Items drawn from a data source
>> Start
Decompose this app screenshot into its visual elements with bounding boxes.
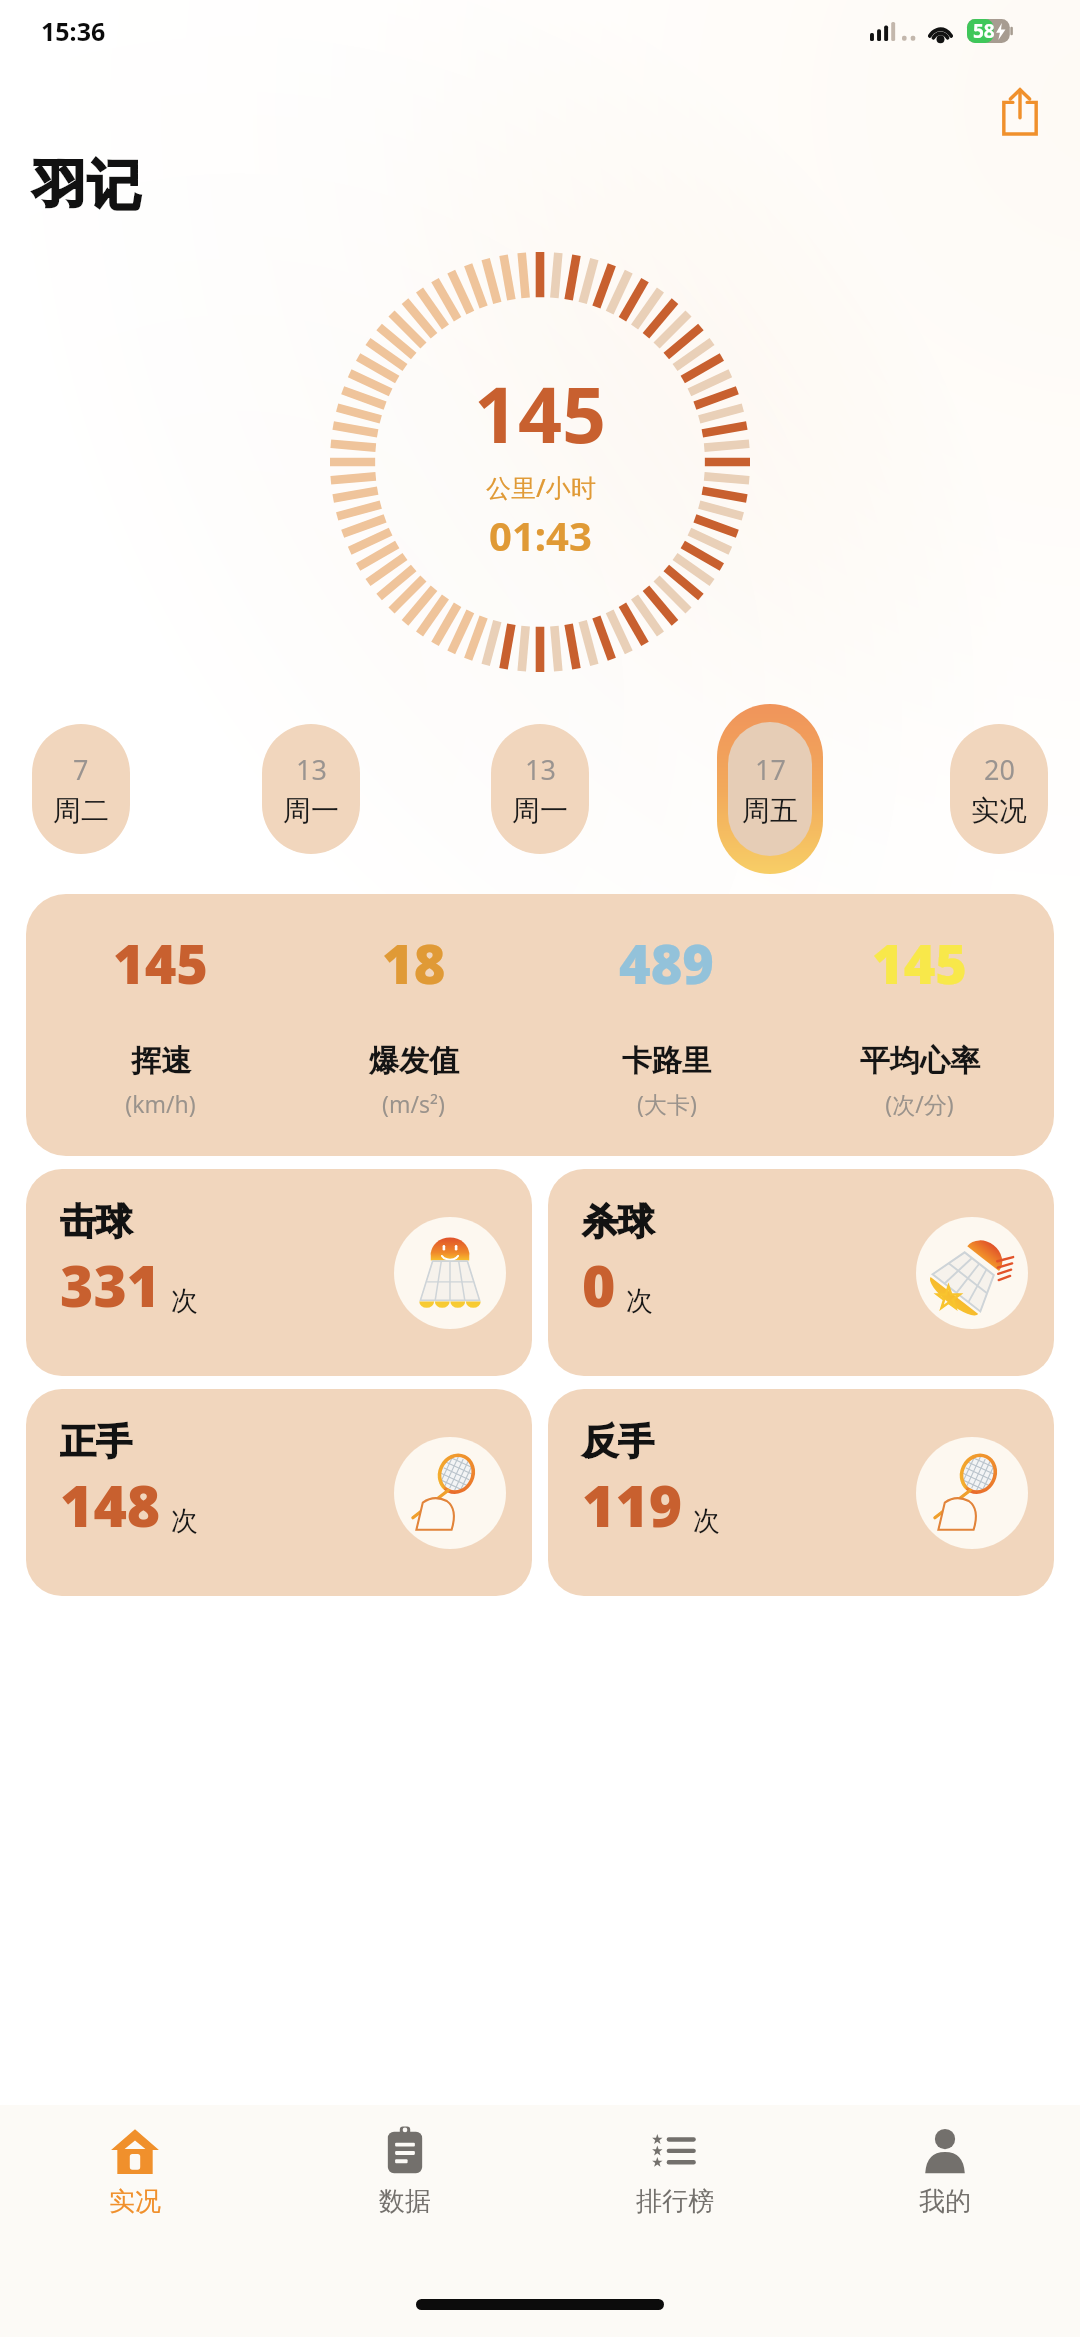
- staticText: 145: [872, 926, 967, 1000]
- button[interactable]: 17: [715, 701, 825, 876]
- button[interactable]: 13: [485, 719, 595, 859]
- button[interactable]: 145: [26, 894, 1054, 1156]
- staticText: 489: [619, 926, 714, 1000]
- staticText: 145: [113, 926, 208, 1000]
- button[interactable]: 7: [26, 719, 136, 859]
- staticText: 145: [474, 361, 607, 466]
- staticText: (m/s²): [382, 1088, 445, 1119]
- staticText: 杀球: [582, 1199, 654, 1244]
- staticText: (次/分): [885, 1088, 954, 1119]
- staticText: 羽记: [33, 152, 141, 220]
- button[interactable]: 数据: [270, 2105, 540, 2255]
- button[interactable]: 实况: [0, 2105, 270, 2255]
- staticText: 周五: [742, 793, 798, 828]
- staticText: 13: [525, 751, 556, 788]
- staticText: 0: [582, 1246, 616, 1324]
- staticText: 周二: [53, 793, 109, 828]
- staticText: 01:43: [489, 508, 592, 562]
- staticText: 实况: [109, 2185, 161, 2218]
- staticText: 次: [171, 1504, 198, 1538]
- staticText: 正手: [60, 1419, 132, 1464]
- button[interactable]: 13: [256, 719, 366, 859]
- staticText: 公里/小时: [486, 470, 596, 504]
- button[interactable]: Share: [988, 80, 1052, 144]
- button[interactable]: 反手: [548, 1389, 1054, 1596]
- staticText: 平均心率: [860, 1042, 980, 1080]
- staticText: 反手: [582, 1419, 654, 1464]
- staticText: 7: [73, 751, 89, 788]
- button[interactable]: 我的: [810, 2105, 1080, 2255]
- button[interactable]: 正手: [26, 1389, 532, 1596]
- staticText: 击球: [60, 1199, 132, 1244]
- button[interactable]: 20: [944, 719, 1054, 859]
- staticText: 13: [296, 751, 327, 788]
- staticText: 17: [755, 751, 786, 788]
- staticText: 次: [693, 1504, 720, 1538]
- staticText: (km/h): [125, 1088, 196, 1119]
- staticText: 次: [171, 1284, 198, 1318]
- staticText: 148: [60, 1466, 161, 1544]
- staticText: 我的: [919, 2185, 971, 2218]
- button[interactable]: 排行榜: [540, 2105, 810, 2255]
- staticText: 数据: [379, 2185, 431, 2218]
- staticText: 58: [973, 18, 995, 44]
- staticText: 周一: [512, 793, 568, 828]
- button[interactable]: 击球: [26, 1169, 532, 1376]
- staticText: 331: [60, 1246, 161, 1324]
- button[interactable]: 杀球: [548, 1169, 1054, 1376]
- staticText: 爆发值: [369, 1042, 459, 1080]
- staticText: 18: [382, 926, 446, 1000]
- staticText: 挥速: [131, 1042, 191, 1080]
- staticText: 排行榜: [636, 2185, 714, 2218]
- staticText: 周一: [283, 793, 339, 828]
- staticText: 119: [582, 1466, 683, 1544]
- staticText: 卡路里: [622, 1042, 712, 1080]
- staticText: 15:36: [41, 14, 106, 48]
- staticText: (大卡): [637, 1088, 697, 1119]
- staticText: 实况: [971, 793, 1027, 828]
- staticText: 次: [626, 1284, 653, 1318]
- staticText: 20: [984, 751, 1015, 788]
>> End
Swap "interactable" for "clickable" everywhere in the records above, change nothing else, and leave the pictures out.

Decompose this app screenshot into its visual elements with bounding boxes.
- staticText: 145: [872, 926, 967, 1000]
- button[clickable]: 17: [715, 701, 825, 876]
- button[clickable]: 13: [485, 719, 595, 859]
- button[clickable]: 145: [26, 894, 1054, 1156]
- staticText: 489: [619, 926, 714, 1000]
- staticText: 145: [113, 926, 208, 1000]
- button[clickable]: 7: [26, 719, 136, 859]
- staticText: 145: [474, 361, 607, 466]
- staticText: (m/s²): [382, 1088, 445, 1119]
- staticText: 杀球: [582, 1199, 654, 1244]
- staticText: (次/分): [885, 1088, 954, 1119]
- staticText: 羽记: [33, 152, 141, 220]
- button[clickable]: 数据: [270, 2105, 540, 2255]
- button[clickable]: 实况: [0, 2105, 270, 2255]
- staticText: 周五: [742, 793, 798, 828]
- staticText: 13: [525, 751, 556, 788]
- staticText: 0: [582, 1246, 616, 1324]
- staticText: 周二: [53, 793, 109, 828]
- staticText: 01:43: [489, 508, 592, 562]
- staticText: 实况: [109, 2185, 161, 2218]
- staticText: 次: [171, 1504, 198, 1538]
- staticText: 正手: [60, 1419, 132, 1464]
- button[clickable]: 13: [256, 719, 366, 859]
- staticText: 公里/小时: [486, 470, 596, 504]
- button[clickable]: Share: [988, 80, 1052, 144]
- button[clickable]: 反手: [548, 1389, 1054, 1596]
- staticText: 平均心率: [860, 1042, 980, 1080]
- staticText: 反手: [582, 1419, 654, 1464]
- staticText: 7: [73, 751, 89, 788]
- button[clickable]: 我的: [810, 2105, 1080, 2255]
- button[clickable]: 正手: [26, 1389, 532, 1596]
- staticText: 击球: [60, 1199, 132, 1244]
- button[clickable]: 20: [944, 719, 1054, 859]
- staticText: 13: [296, 751, 327, 788]
- staticText: 17: [755, 751, 786, 788]
- staticText: 次: [693, 1504, 720, 1538]
- staticText: (km/h): [125, 1088, 196, 1119]
- staticText: 次: [171, 1284, 198, 1318]
- staticText: 148: [60, 1466, 161, 1544]
- staticText: 我的: [919, 2185, 971, 2218]
- button[clickable]: 排行榜: [540, 2105, 810, 2255]
- staticText: 数据: [379, 2185, 431, 2218]
- staticText: 58: [973, 18, 995, 44]
- staticText: 周一: [512, 793, 568, 828]
- button[clickable]: 击球: [26, 1169, 532, 1376]
- staticText: 331: [60, 1246, 161, 1324]
- button[clickable]: 杀球: [548, 1169, 1054, 1376]
- staticText: 爆发值: [369, 1042, 459, 1080]
- staticText: 18: [382, 926, 446, 1000]
- staticText: 挥速: [131, 1042, 191, 1080]
- staticText: 排行榜: [636, 2185, 714, 2218]
- staticText: 周一: [283, 793, 339, 828]
- staticText: 119: [582, 1466, 683, 1544]
- staticText: 卡路里: [622, 1042, 712, 1080]
- staticText: 15:36: [41, 14, 106, 48]
- staticText: (大卡): [637, 1088, 697, 1119]
- staticText: 实况: [971, 793, 1027, 828]
- staticText: 次: [626, 1284, 653, 1318]
- staticText: 20: [984, 751, 1015, 788]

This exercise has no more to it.